Provided data

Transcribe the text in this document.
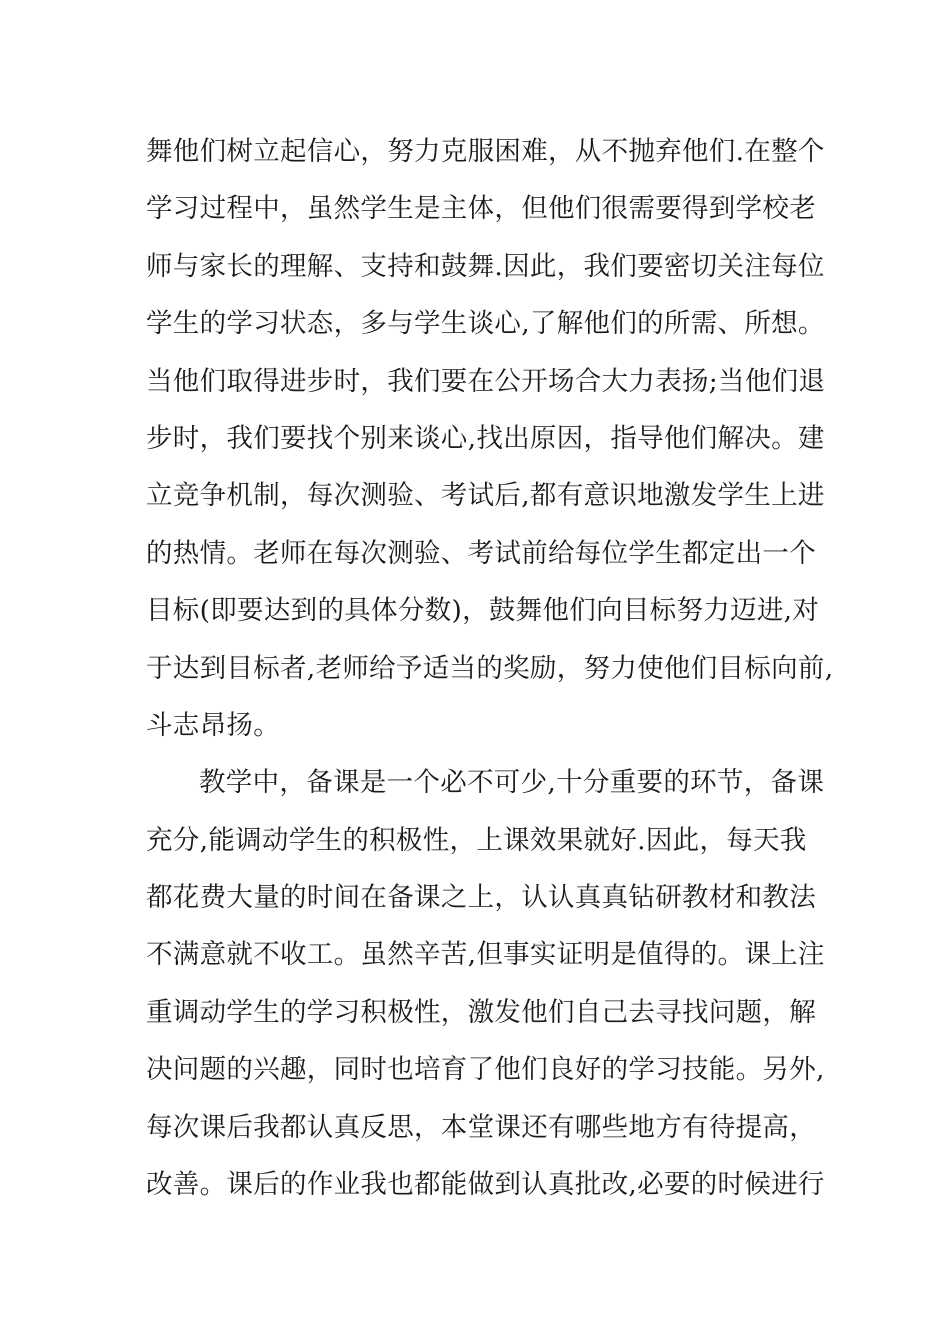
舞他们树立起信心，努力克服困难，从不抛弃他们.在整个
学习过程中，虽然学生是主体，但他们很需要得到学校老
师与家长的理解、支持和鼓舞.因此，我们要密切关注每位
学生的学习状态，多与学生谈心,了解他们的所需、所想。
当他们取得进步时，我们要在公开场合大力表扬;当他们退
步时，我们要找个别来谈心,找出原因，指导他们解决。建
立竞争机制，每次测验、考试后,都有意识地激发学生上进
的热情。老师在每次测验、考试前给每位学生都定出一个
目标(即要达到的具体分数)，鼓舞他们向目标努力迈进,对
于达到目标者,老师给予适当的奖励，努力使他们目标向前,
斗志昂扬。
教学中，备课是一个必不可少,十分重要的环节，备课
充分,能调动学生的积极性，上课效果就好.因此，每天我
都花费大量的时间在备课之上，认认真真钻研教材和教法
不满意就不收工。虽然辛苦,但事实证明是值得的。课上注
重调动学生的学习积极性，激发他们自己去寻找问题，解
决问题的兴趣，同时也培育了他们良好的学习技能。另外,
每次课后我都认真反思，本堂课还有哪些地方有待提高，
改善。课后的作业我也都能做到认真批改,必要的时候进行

==

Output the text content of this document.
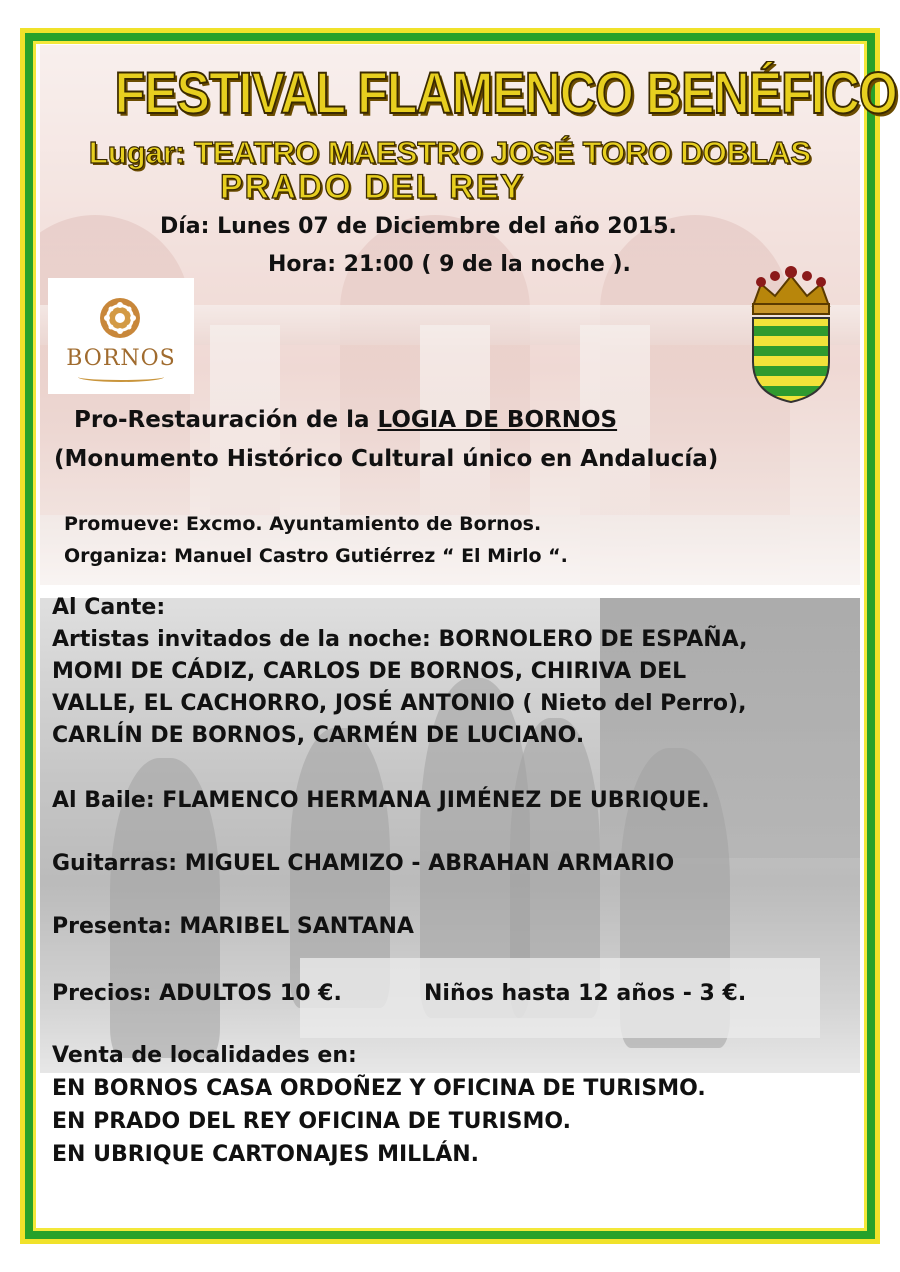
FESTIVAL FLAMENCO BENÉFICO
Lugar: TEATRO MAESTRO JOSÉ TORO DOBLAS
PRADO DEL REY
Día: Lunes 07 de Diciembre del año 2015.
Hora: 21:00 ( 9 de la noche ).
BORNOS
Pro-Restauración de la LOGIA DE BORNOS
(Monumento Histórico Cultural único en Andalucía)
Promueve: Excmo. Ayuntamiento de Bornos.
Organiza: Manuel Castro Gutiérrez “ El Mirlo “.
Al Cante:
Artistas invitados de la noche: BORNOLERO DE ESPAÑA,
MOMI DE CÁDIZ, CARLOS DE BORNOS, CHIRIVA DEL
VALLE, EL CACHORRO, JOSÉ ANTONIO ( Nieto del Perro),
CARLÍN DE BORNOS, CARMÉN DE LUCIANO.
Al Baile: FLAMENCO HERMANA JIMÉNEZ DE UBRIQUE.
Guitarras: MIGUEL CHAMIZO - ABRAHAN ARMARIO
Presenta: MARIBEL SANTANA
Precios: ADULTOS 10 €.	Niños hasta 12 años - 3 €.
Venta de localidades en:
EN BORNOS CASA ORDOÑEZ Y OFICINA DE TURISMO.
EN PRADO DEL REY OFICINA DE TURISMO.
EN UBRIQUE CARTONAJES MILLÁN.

Written exercise
Copy each line of the data that contains the word "TURISMO".

Correct response
EN BORNOS CASA ORDOÑEZ Y OFICINA DE TURISMO.
EN PRADO DEL REY OFICINA DE TURISMO.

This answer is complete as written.